(begin)

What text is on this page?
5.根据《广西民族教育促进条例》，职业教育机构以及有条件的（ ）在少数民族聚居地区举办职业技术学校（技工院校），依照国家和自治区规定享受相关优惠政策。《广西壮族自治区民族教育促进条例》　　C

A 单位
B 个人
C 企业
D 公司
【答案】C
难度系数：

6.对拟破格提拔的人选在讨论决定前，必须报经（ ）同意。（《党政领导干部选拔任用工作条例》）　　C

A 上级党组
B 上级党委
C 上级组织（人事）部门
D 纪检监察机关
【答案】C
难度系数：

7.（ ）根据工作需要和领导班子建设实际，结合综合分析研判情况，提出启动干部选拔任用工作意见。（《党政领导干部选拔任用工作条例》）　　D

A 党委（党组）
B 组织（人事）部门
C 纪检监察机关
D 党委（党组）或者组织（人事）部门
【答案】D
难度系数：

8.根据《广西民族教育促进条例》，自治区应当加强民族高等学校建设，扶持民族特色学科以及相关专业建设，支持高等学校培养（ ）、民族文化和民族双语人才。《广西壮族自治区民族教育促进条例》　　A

(end)

• Your objective:
Repeat back the data above, exact to the last character.

• Output:
What text is on this page?
5.根据《广西民族教育促进条例》，职业教育机构以及有条件的（ ）在少数民族聚居地区举办职业技术学校（技工院校），依照国家和自治区规定享受相关优惠政策。《广西壮族自治区民族教育促进条例》　　C

A 单位
B 个人
C 企业
D 公司
【答案】C
难度系数：

6.对拟破格提拔的人选在讨论决定前，必须报经（ ）同意。（《党政领导干部选拔任用工作条例》）　　C

A 上级党组
B 上级党委
C 上级组织（人事）部门
D 纪检监察机关
【答案】C
难度系数：

7.（ ）根据工作需要和领导班子建设实际，结合综合分析研判情况，提出启动干部选拔任用工作意见。（《党政领导干部选拔任用工作条例》）　　D

A 党委（党组）
B 组织（人事）部门
C 纪检监察机关
D 党委（党组）或者组织（人事）部门
【答案】D
难度系数：

8.根据《广西民族教育促进条例》，自治区应当加强民族高等学校建设，扶持民族特色学科以及相关专业建设，支持高等学校培养（ ）、民族文化和民族双语人才。《广西壮族自治区民族教育促进条例》　　A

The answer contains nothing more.